_Exercise objective_:
From the listing below, extract each line containing the string "code".

_Extracted records_:
════

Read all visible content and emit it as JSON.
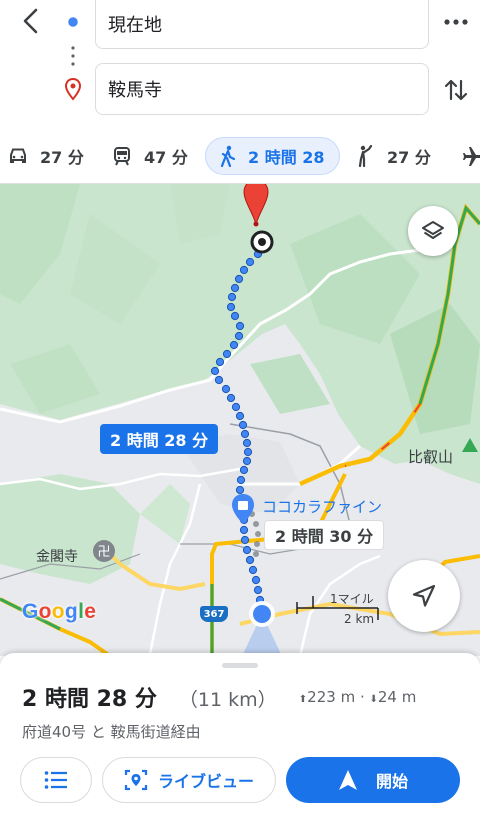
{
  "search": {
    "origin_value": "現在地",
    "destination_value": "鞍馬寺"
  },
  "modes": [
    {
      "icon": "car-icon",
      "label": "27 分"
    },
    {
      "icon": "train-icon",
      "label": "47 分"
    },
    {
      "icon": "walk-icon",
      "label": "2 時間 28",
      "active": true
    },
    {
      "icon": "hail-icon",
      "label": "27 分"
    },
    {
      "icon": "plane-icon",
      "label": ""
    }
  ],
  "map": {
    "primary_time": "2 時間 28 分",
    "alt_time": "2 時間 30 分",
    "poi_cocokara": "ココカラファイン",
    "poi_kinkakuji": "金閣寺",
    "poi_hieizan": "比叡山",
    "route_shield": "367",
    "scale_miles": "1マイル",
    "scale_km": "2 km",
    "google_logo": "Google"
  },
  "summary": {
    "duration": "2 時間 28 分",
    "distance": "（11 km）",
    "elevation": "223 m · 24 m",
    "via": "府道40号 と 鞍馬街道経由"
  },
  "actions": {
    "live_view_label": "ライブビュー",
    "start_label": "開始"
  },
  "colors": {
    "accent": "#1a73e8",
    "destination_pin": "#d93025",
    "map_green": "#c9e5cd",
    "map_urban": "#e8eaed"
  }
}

════

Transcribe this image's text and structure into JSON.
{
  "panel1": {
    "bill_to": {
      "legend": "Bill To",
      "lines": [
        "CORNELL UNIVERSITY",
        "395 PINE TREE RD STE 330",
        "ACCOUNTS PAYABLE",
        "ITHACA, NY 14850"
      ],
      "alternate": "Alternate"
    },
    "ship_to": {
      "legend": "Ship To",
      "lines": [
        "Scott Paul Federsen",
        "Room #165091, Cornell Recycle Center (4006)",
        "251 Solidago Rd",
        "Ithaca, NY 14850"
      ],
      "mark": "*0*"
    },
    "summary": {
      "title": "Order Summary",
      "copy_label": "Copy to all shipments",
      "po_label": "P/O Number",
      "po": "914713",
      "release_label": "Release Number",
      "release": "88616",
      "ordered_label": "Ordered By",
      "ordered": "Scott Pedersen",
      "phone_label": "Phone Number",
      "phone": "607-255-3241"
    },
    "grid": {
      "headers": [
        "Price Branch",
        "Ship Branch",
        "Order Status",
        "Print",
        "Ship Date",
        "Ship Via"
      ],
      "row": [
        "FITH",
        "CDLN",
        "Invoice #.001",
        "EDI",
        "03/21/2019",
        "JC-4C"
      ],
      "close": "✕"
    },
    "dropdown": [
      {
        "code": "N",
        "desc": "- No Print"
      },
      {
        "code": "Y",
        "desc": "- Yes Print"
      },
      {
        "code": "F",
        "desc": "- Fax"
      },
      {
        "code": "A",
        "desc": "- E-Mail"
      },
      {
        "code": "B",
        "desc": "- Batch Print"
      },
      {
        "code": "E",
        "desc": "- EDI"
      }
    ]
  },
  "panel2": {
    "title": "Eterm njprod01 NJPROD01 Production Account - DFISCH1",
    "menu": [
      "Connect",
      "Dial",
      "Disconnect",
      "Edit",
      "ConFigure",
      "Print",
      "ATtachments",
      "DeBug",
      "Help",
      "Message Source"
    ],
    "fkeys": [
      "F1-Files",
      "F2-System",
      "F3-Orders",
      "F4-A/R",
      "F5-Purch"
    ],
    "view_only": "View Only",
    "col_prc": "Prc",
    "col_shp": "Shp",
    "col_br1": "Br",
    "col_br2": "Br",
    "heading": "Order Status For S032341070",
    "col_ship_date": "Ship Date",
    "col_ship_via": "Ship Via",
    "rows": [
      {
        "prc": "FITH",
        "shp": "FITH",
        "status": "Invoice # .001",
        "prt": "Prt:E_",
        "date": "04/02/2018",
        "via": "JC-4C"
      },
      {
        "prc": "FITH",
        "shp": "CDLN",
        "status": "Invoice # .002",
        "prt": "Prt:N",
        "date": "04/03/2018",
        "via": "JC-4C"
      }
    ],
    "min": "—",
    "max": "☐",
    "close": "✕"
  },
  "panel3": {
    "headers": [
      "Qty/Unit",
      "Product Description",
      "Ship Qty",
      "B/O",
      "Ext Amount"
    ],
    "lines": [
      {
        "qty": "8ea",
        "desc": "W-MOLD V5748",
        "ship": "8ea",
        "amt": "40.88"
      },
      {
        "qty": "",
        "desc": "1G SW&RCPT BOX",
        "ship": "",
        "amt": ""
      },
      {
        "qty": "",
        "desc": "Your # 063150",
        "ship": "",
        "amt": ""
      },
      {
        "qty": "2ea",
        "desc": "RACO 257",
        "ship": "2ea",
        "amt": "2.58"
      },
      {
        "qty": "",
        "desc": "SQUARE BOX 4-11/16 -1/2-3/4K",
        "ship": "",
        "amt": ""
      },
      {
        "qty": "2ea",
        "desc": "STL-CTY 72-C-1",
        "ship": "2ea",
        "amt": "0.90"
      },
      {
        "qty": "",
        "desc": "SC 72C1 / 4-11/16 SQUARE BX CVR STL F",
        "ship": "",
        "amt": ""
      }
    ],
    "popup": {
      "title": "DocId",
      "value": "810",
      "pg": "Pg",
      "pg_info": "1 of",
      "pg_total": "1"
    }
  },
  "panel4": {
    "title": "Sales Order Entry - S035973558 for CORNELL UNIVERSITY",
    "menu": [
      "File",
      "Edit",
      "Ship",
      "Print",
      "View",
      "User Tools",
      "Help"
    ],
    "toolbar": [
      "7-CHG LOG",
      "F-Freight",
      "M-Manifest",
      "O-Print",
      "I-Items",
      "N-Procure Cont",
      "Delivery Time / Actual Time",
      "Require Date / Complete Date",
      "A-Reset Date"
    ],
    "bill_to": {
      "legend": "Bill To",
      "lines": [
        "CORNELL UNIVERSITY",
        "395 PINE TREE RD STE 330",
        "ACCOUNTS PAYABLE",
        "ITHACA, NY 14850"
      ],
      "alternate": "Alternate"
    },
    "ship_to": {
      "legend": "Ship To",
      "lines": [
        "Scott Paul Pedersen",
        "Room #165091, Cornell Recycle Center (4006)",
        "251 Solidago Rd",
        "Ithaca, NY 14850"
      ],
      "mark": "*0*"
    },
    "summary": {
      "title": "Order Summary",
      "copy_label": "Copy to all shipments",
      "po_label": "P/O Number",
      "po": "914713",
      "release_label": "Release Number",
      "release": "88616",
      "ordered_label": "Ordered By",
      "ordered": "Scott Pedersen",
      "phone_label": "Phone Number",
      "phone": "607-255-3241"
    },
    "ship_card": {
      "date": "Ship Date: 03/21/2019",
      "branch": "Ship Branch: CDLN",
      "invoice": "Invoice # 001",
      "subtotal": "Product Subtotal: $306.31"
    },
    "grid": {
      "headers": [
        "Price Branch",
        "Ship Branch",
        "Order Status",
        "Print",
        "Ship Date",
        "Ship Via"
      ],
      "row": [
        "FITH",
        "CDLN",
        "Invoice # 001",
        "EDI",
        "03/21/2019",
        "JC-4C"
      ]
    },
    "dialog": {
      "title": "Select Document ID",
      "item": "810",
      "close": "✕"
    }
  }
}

════

_Solution for this exercise_:
        "code": "N",
        "code": "Y",
        "code": "F",
        "code": "A",
        "code": "B",
        "code": "E",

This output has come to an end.